Once clients are engaged and working with us, we actively seek to involve them in outreach and dissemination of ideas. They are able to see the impact they have had upon the animals they work with and also see the benefit to themselves. Clients, families, and caregivers work with us to pass on the message to others who may need similar interventions.

Collaboration

So far, we have been very pleased to work with self-referred clients; government bodies such as The Department of Child and Family Services and the Department of Court Services; King Edward Memorial Hospital and Mid-Atlantic Wellness Institute Child and Adolescent Services; schools, residential homes, pediatricians and other medical professionals. We have also begun discussions with early years initiatives and third-sector organizations and we hope to work in tandem with other charitable care providers soon.


What Do We Actually Offer

Equine-Assisted Psychotherapy

Run by Kate Terceira and Dr Laura Henagulph, who are trained and certified in the Eagala Model. This type of therapy uses psychodynamic theory to interpret the interactions between the horse and the client. We first allow the client/s to get to know the horse and experience grooming and caring for the animal. We then set simple exercises that require reflection and communication between human and animal. This creates a quiet, undemanding therapeutic space. The client is welcome to speak or to remain silent. Usually, we see strong themes appear fairly quickly and continue from week to week. We are then able to offer our thoughts to the client for discussion afterwards.

This type of therapy takes 45 minutes. It can be done individually or in small groups (the therapy is useful for families). The therapy session takes place either on site in the SPCA stable with private paddock or at a private stable off site.

Animal-Assisted Mentalisation-Based Therapy

Run by Eileen Thorne and Dr Laura Henagulph. The overarching task of the sessions is to help socialise the animals. We can do this slowly and incrementally, or more actively, through clicker training. Mentalisation-based Therapy (MBT) is a type of therapy focused on what is happening in the present. We seek to make thoughts, feelings and intentions clear and explicit. We do this by talking with the client about the interactions taking place and thinking about the assumptions and misinterpretations that may be happening. For instance, a client may be puzzled by an animal’s sudden withdrawal; we then discuss in detail what was happening at the time and what might have been going on in the animal’s mind. This helps with perspective-taking and lowers impulsive reactions in social situations.

### [Activity list]
#1 According to the text on animal-assisted therapy services, why do therapists talk through a moment such as an animal's sudden withdrawal in detail with the client? Answer in one to three sentences.
#2 Carry the text on animal-assisted therapy services further, picking up after its last sentence.

[Data extracted from a collection]
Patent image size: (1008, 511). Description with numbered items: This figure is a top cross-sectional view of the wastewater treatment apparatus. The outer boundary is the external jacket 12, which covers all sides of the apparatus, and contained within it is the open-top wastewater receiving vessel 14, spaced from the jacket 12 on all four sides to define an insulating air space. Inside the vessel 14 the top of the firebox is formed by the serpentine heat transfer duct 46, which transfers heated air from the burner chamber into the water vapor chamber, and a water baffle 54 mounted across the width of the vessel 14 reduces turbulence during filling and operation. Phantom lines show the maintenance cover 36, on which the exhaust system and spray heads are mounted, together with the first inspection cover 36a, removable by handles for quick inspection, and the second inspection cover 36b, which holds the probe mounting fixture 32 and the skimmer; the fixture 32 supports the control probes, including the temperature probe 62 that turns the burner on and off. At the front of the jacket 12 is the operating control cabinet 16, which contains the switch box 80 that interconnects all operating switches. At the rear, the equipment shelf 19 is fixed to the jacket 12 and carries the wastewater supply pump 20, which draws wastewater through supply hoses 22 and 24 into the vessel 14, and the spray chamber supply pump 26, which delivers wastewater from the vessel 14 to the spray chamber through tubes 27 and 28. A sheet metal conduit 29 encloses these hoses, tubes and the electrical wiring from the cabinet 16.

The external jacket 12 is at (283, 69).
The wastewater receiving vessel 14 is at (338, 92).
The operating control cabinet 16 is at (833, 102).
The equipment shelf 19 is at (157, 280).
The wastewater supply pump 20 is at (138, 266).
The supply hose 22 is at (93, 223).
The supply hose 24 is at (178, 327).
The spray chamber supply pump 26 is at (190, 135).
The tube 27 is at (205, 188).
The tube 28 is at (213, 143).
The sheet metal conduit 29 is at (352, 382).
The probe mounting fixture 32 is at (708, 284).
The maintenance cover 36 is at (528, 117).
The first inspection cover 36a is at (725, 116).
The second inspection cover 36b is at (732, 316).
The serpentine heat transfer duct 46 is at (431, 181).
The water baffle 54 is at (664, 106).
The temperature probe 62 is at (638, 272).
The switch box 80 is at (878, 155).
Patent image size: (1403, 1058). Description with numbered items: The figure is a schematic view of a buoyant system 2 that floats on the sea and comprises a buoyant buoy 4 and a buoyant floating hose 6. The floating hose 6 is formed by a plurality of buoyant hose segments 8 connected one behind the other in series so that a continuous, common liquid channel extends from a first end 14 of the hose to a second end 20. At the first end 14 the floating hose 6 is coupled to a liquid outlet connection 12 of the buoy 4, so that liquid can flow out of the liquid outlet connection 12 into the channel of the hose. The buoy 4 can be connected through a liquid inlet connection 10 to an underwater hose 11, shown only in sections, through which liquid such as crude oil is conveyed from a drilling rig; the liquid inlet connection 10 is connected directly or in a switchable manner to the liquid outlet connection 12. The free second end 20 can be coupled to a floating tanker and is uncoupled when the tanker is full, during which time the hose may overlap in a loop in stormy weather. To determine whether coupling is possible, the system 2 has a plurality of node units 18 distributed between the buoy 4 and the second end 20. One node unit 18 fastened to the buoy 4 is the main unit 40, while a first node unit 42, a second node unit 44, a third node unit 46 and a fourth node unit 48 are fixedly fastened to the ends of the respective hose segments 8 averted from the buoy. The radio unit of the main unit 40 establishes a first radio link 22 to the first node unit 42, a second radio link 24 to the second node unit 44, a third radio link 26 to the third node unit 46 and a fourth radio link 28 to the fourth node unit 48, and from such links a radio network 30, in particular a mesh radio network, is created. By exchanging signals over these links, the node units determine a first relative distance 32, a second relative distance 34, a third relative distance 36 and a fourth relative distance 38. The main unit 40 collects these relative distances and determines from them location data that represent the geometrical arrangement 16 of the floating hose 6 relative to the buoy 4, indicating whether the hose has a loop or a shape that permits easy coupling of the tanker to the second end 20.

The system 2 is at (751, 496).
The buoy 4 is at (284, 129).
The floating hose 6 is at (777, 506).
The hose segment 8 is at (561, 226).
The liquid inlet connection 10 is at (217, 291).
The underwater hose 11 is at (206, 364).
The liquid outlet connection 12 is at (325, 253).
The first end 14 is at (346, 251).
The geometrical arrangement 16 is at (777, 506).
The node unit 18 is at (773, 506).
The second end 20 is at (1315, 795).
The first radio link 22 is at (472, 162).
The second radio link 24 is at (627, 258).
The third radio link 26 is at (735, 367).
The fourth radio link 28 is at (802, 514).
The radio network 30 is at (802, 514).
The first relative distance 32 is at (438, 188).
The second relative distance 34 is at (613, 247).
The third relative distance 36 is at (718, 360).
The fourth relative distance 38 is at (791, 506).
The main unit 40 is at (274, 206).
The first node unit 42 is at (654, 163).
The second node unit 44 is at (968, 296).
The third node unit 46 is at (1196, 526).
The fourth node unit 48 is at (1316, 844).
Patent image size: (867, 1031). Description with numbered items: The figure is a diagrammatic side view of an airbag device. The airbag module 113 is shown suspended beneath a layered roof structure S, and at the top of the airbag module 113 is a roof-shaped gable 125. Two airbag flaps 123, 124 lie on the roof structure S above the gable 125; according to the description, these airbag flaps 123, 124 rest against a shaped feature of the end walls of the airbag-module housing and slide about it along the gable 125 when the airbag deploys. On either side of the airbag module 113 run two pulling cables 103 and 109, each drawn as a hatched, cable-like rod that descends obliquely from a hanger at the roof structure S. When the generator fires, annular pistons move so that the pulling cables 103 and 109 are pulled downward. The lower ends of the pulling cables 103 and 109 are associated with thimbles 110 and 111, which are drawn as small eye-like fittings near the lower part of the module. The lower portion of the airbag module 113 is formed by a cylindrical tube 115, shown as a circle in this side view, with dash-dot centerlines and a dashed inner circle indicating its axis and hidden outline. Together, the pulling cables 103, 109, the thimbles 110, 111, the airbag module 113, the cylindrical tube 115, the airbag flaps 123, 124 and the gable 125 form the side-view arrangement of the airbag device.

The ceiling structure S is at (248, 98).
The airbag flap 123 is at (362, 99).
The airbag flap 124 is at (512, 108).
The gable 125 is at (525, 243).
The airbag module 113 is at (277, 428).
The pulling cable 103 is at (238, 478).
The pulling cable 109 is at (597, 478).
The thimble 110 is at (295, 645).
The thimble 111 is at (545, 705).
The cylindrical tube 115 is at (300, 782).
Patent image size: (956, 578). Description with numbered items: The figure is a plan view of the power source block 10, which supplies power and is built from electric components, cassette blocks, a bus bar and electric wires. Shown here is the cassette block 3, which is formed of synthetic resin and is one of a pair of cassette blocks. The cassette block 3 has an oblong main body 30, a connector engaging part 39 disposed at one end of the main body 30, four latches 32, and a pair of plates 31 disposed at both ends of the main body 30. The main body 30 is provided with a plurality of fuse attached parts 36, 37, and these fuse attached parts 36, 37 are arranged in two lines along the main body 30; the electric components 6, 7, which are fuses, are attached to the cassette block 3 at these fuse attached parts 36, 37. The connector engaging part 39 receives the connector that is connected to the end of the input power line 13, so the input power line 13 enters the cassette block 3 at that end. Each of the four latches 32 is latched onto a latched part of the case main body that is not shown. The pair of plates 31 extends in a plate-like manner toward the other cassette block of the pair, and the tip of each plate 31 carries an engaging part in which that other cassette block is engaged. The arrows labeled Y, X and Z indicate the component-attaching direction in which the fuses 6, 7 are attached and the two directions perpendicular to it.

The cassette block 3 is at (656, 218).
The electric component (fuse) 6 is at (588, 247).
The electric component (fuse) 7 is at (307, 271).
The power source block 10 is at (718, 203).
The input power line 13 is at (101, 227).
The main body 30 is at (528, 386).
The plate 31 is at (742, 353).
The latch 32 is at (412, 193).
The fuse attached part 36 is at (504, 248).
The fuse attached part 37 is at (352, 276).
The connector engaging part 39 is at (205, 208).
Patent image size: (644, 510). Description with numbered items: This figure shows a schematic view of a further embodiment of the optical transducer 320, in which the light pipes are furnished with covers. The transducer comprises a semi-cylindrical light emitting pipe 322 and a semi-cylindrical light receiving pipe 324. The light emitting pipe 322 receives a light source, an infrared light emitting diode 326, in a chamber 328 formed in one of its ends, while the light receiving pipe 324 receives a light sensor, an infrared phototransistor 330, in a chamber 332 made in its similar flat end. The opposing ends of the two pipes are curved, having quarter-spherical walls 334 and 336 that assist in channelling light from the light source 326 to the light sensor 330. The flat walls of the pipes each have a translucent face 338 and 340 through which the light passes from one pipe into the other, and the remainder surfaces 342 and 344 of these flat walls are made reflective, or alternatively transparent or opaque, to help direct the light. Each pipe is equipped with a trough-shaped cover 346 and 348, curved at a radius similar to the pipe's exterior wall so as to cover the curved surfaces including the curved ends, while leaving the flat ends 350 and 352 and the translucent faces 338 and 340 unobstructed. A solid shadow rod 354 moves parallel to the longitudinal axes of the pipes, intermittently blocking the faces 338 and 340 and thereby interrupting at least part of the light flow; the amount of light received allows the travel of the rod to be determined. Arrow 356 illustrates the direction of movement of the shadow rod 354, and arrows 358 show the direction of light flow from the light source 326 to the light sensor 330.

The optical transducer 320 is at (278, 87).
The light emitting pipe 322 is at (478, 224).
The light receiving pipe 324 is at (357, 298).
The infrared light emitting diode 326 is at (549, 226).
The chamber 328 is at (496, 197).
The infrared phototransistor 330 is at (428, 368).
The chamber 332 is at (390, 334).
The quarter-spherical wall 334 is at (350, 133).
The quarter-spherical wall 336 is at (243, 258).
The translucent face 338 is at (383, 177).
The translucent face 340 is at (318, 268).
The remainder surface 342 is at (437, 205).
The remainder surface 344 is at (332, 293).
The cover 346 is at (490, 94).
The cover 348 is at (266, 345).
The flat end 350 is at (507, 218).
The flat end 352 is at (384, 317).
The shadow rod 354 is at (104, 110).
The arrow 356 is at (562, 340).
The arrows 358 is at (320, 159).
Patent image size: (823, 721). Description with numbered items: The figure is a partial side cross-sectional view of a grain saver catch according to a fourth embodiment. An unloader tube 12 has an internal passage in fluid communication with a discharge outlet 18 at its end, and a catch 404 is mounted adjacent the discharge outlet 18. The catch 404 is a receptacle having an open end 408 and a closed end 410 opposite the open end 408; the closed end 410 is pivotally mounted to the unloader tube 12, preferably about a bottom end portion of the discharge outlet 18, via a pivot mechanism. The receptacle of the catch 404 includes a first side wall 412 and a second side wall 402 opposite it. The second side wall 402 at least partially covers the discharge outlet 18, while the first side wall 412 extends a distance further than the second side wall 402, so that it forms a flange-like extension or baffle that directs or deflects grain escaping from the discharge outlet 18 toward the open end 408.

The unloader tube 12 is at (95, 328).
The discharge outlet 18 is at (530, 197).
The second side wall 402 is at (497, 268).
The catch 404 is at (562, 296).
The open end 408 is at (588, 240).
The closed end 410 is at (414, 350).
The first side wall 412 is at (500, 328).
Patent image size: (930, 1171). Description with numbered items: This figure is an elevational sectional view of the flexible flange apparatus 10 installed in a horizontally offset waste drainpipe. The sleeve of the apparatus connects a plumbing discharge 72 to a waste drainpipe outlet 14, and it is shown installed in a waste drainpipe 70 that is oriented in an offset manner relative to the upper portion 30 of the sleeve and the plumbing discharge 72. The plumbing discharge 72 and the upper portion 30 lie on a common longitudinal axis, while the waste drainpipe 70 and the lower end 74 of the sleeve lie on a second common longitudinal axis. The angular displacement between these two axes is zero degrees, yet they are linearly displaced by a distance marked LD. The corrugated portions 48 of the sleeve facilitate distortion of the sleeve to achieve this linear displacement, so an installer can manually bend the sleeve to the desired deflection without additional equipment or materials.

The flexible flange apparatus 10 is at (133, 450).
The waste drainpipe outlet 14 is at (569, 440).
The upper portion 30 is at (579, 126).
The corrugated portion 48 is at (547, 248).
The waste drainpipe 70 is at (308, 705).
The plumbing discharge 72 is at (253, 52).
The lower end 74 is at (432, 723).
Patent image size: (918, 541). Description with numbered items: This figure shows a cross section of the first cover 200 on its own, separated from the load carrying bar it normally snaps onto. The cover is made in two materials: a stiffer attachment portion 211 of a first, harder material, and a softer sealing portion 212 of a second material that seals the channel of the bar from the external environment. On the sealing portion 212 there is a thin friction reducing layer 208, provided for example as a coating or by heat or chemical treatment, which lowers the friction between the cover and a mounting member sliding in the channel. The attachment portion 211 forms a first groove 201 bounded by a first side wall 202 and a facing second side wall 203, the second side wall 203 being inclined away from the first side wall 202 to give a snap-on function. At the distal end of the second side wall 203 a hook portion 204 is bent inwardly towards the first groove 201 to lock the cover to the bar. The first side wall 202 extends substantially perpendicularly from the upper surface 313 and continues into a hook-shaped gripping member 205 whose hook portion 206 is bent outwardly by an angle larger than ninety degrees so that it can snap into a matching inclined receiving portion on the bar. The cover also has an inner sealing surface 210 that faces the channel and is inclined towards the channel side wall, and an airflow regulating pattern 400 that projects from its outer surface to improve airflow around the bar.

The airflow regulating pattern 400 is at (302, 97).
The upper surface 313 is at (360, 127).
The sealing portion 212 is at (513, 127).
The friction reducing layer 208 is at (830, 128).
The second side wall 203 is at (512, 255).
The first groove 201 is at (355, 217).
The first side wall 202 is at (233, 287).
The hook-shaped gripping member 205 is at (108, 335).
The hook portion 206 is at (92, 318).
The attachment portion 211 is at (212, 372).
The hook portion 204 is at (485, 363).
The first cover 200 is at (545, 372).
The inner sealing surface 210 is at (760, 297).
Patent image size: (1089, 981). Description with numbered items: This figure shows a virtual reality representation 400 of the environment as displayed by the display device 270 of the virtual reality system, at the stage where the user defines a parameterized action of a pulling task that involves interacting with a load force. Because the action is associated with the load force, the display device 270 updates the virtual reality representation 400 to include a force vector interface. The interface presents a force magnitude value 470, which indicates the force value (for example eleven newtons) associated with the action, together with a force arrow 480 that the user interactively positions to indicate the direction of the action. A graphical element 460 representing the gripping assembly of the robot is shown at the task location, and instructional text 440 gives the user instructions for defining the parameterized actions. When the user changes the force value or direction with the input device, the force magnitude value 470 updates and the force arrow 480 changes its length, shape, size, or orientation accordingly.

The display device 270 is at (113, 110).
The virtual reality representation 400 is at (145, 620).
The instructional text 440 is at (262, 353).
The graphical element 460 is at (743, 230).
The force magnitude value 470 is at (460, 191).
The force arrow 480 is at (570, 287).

### [Expected responses]
#1 Discussing what was happening and what might have been going on in the animal's mind helps the client with perspective-taking. It also lowers impulsive reactions in social situations.

#2
This type of therapy takes one hour. It can be done individually or in small groups. The therapy can take place on site with a range of animals to interact with; or we can visit your home or facility with a therapy animal, usually a small dog. This type of therapy can also function as an extended assessment: children, adolescents and adults who work particularly well with the animals can be referred on for more intensive individual work.



Funding & Sustainability

Our central precept is that the therapy should be free for all. However, it is a therapeutic modality that requires a lot of resources. We strive to keep our costs as low as possible: our funds are principally spent on paying our therapists, both human and animal. For instance, if we work with the dogs that day, a percentage of the session fee will go towards their upkeep. One-third of our client population is now drawn from those who have insurance; this means our funding lasts longer and we can afford to continue therapeutic care for those most in need.

However, to meet the fast-growing need for our services, the TheraTails team are devoting more and more working hours to the venture: we are taking on more and more complex clients that require a higher level of case management and further systems of support. TheraTails aims to be a full-time therapy programme offering 15 sessions per week and we are therefore actively seeking funding and sponsorship.